--- START DATA RECORDS ---

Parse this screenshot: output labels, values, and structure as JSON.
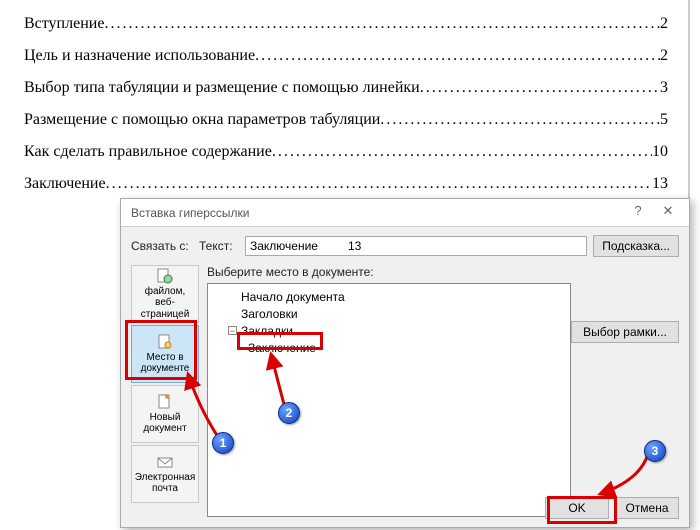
{
  "toc": [
    {
      "title": "Вступление",
      "page": "2"
    },
    {
      "title": "Цель и назначение использование",
      "page": "2"
    },
    {
      "title": "Выбор типа табуляции и размещение с помощью линейки",
      "page": "3"
    },
    {
      "title": "Размещение с помощью окна параметров табуляции",
      "page": "5"
    },
    {
      "title": "Как сделать правильное содержание",
      "page": "10"
    },
    {
      "title": "Заключение",
      "page": "13"
    }
  ],
  "dialog": {
    "title": "Вставка гиперссылки",
    "help_glyph": "?",
    "close_glyph": "✕",
    "link_to_label": "Связать с:",
    "text_label": "Текст:",
    "text_value": "Заключение         13",
    "tooltip_button": "Подсказка...",
    "select_prompt": "Выберите место в документе:",
    "frame_button": "Выбор рамки...",
    "ok": "OK",
    "cancel": "Отмена",
    "sidebar": [
      {
        "label": "файлом, веб-страницей"
      },
      {
        "label": "Место в документе"
      },
      {
        "label": "Новый документ"
      },
      {
        "label": "Электронная почта"
      }
    ],
    "tree": {
      "root1": "Начало документа",
      "root2": "Заголовки",
      "root3": "Закладки",
      "child": "Заключение"
    }
  },
  "callouts": {
    "n1": "1",
    "n2": "2",
    "n3": "3"
  }
}
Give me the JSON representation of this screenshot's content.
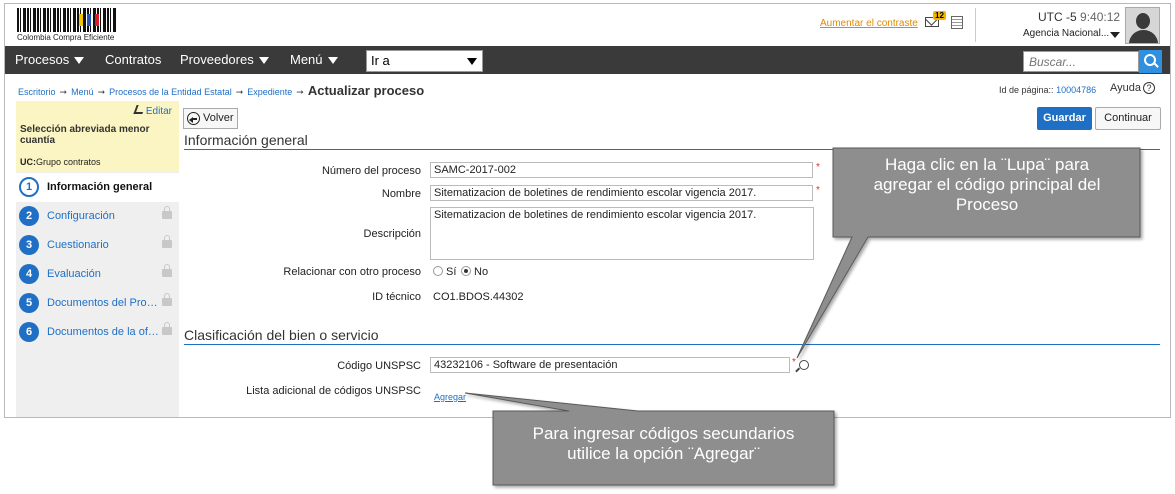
{
  "header": {
    "logo_text": "Colombia Compra Eficiente",
    "contrast_link": "Aumentar el contraste",
    "mail_count": "12",
    "timezone": "UTC -5",
    "time": "9:40:12",
    "agency": "Agencia Nacional..."
  },
  "nav": {
    "items": [
      "Procesos",
      "Contratos",
      "Proveedores",
      "Menú"
    ],
    "ira_label": "Ir a",
    "search_placeholder": "Buscar..."
  },
  "breadcrumb": {
    "items": [
      "Escritorio",
      "Menú",
      "Procesos de la Entidad Estatal",
      "Expediente"
    ],
    "current": "Actualizar proceso",
    "page_id_label": "Id de página::",
    "page_id": "10004786",
    "help_label": "Ayuda",
    "help_icon": "?"
  },
  "sidebar": {
    "edit_label": "Editar",
    "title": "Selección abreviada menor cuantía",
    "uc_label": "UC:",
    "uc_value": "Grupo contratos",
    "steps": [
      {
        "num": "1",
        "label": "Información general"
      },
      {
        "num": "2",
        "label": "Configuración"
      },
      {
        "num": "3",
        "label": "Cuestionario"
      },
      {
        "num": "4",
        "label": "Evaluación"
      },
      {
        "num": "5",
        "label": "Documentos del Proc..."
      },
      {
        "num": "6",
        "label": "Documentos de la ofe..."
      }
    ]
  },
  "toolbar": {
    "back_label": "Volver",
    "save_label": "Guardar",
    "continue_label": "Continuar"
  },
  "general": {
    "section_title": "Información general",
    "process_number_label": "Número del proceso",
    "process_number_value": "SAMC-2017-002",
    "name_label": "Nombre",
    "name_value": "Sitematizacion de boletines de rendimiento escolar vigencia 2017.",
    "description_label": "Descripción",
    "description_value": "Sitematizacion de boletines de rendimiento escolar vigencia 2017.",
    "relate_label": "Relacionar con otro proceso",
    "radio_yes": "Sí",
    "radio_no": "No",
    "technical_id_label": "ID técnico",
    "technical_id_value": "CO1.BDOS.44302",
    "required_mark": "*"
  },
  "classification": {
    "section_title": "Clasificación del bien o servicio",
    "unspsc_label": "Código UNSPSC",
    "unspsc_value": "43232106 - Software de presentación",
    "additional_label": "Lista adicional de códigos UNSPSC",
    "add_link": "Agregar"
  },
  "callouts": {
    "lupa_lines": [
      "Haga clic en la ¨Lupa¨ para",
      "agregar el código principal del",
      "Proceso"
    ],
    "agregar_lines": [
      "Para ingresar códigos secundarios",
      "utilice la opción ¨Agregar¨"
    ]
  },
  "colors": {
    "accent": "#1f6fc5",
    "nav_bg": "#3a3a3a",
    "sidebar_head_bg": "#fbf5c3",
    "callout_bg": "#8e8e8e"
  }
}
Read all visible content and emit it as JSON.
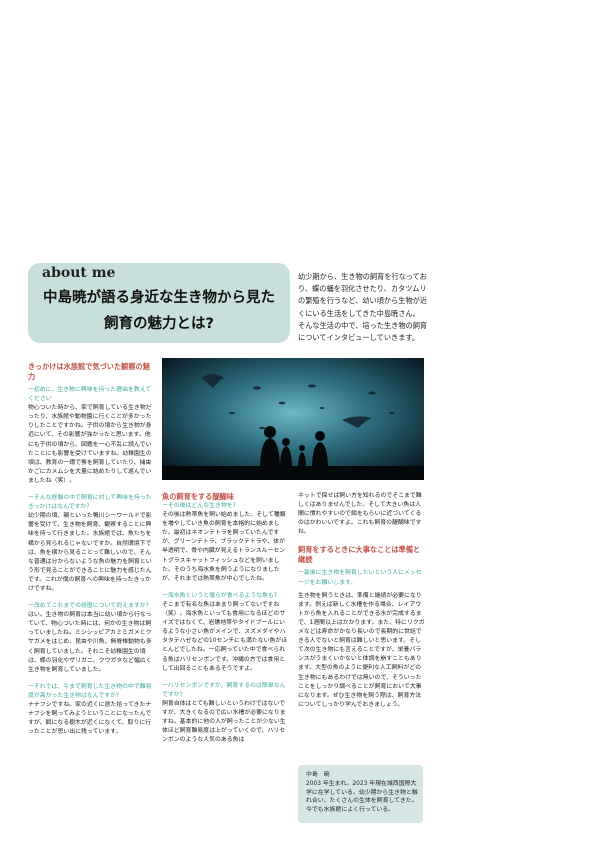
{
  "header": {
    "tag": "about me",
    "title_line1": "中島暁が語る身近な生き物から見た",
    "title_line2": "飼育の魅力とは?"
  },
  "intro": {
    "p1": "幼少期から、生き物の飼育を行なっており、蝶の蛹を羽化させたり、カタツムリの繁殖を行うなど、幼い頃から生物が近くにいる生活をしてきた中島暁さん。",
    "p2": "そんな生活の中で、培った生き物の飼育についてインタビューしていきます。"
  },
  "photo": {
    "icon": "aquarium-photo"
  },
  "column1": {
    "heading": "きっかけは水族館で気づいた観察の魅力",
    "q1": "ー初めに、生き物に興味を持った理由を教えてください",
    "a1": "物心ついた時から、家で飼育している生き物だったり、水族館や動物園に行くことが多かったりしたことですかね。子供の頃から生き物が身近にいて、その影響が強かったと思います。他にも子供の頃から、図鑑を一心不乱に読んでいたことにも影響を受けていますね。幼稚園生の頃は、教育の一環で蚕を飼育していたり、捕虫かごにカメムシを大量に詰めたりして遊んでいましたね（笑）。",
    "q2": "ーそんな経験の中で飼育に対して興味を持ったきっかけはなんですか?",
    "a2": "幼少期の頃、親といった鴨川シーワールドで影響を受けて、生き物を飼育、観察することに興味を持って行きました。水族館では、魚たちを横から見られるじゃないですか。自然環境下では、魚を横から見ることって難しいので、そんな普通は分からないような魚の魅力を飼育という形で見ることができることに魅力を感じたんです。これが僕の飼育への興味を持ったきっかけですね。",
    "q3": "ー改めてこれまでの経歴について伺えますか?",
    "a3": "はい。生き物の飼育は本当に幼い頃から行なっていて、物心ついた時には、何かの生き物は飼っていましたね。ミシシッピアカミミガメとクサガメをはじめ、昆虫や川魚、無脊椎動物も多く飼育していました。それこそ幼稚園生の頃は、蝶の羽化やザリガニ、クワガタなど幅広く生き物を飼育していました。",
    "q4": "ーそれでは、今まで飼育した生き物の中で難易度が高かった生き物はなんですか?",
    "a4": "ナナフシですね。家の近くに居た拾ってきたナナフシを飼ってみようということになったんですが、餌になる樹木が近くになくて、取りに行ったことが思い出に残っています。"
  },
  "column2": {
    "heading": "魚の飼育をする醍醐味",
    "q1": "ーその後はどんな生き物を?",
    "a1": "その後は熱帯魚を飼い始めました。そして種類を増やしていき魚の飼育を本格的に始めました。最初はネオンテトラを飼っていたんですが、グリーンテトラ、ブラックテトラや、体が半透明で、骨や内臓が見えるトランスルーセントグラスキャットフィッシュなどを飼いました。そのうち海水魚を飼うようになりましたが、それまでは熱帯魚が中心でしたね。",
    "q2": "ー海水魚というと僕らが食べるような魚も?",
    "a2": "そこまで有名な魚はあまり飼ってないですね（笑）。海水魚といっても食用になるほどのサイズではなくて、岩礁地帯やタイドプールにいるような小さい魚がメインで、スズメダイやハタタテハゼなどの10センチにも満たない魚がほとんどでしたね。一応飼っていた中で食べられる魚はハリセンボンです。沖縄の方では食用として出回ることもあるそうですよ。",
    "q3": "ーハリセンボンですか。飼育するのは簡単なんですか?",
    "a3": "飼育自体はとても難しいというわけではないですが、大きくなるので広い水槽が必要になりますね。基本的に他の人が飼ったことが少ない生体ほど飼育難易度は上がっていくので、ハリセンボンのような人気のある魚は"
  },
  "column3": {
    "a0": "ネットで探せば飼い方を知れるのでそこまで難しくはありませんでした。そして大きい魚は人間に慣れやすいので餌をもらいに近づいてくるのはかわいいですよ。これも飼育の醍醐味ですね。",
    "heading": "飼育をするときに大事なことは準備と継続",
    "q1": "ー最後に生き物を飼育したいという人にメッセージをお願いします。",
    "a1": "生き物を飼うときは、準備と継続が必要になります。例えば新しく水槽を作る場合、レイアウトから魚を入れることができる水が完成するまで、1週間以上はかかります。また、特にリクガメなどは寿命がかなり長いので長期的に世話できる人でないと飼育は難しいと思います。そして次の生き物にも言えることですが、栄養バランスがうまくいかないと体調を崩すこともあります。大型の魚のように便利な人工飼料がどの生き物にもあるわけでは無いので、そういったことをしっかり調べることが飼育において大事になります。ぜひ生き物を飼う際は、飼育方法についてしっかり学んでおきましょう。"
  },
  "profile": {
    "name": "中島　暁",
    "bio": "2003 年生まれ。2023 年現在城西国際大学に在学している。幼少期から生き物と触れ合い、たくさんの生体を飼育してきた。今でも水族館によく行っている。"
  }
}
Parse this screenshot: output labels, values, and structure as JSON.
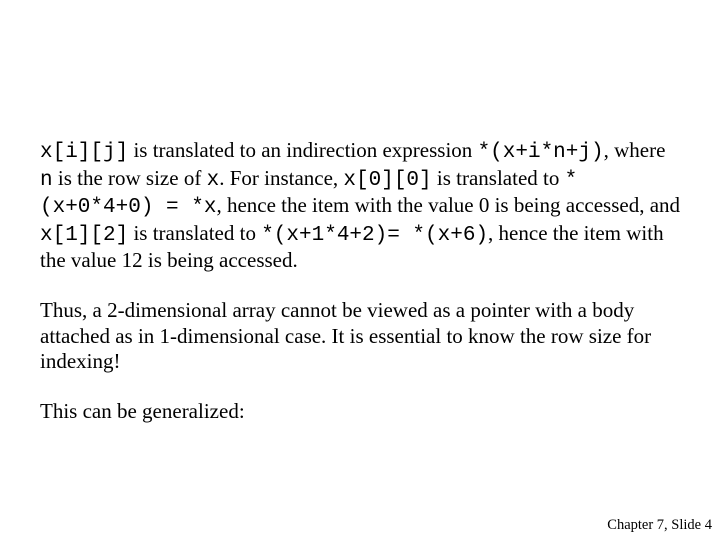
{
  "body": {
    "p1": {
      "c1": "x[i][j]",
      "t1": " is translated to an indirection expression ",
      "c2": "*(x+i*n+j)",
      "t2": ", where ",
      "c3": "n",
      "t3": " is the row size of ",
      "c4": "x",
      "t4": ". For instance, ",
      "c5": "x[0][0]",
      "t5": " is translated to ",
      "c6": "*(x+0*4+0) = *x",
      "t6": ", hence the item with the value 0 is being accessed, and ",
      "c7": "x[1][2]",
      "t7": " is translated to ",
      "c8": "*(x+1*4+2)= *(x+6)",
      "t8": ", hence the item with the value 12 is being accessed."
    },
    "p2": "Thus, a 2-dimensional array cannot be viewed as a pointer with a body attached as in 1-dimensional case. It is essential to know the row size for indexing!",
    "p3": "This can be generalized:"
  },
  "footer": "Chapter 7, Slide 4"
}
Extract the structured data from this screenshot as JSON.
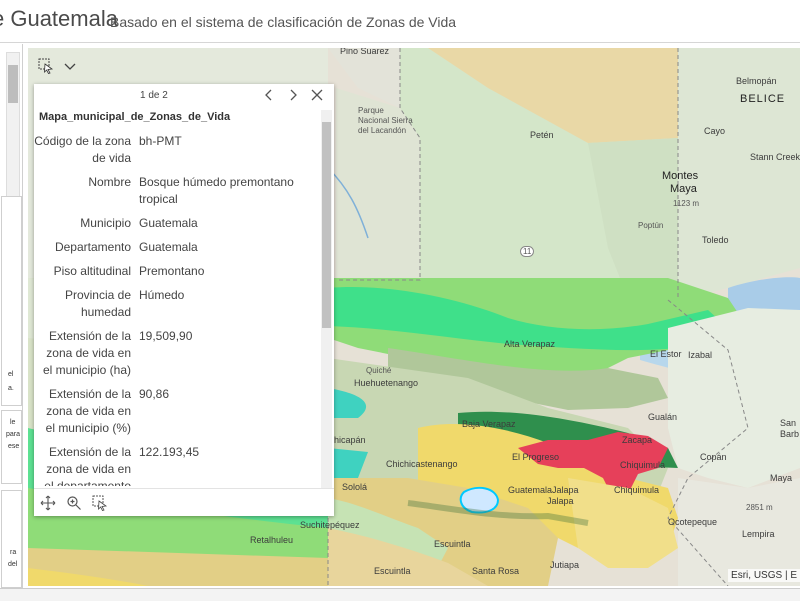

--- END DATA RECORDS ---

From the data above, gather every line that includes the word "Procesos".

*SOLUTION TO THE EXERCISE*:
      "Procesos",
      "Procesos de la Entidad Estatal",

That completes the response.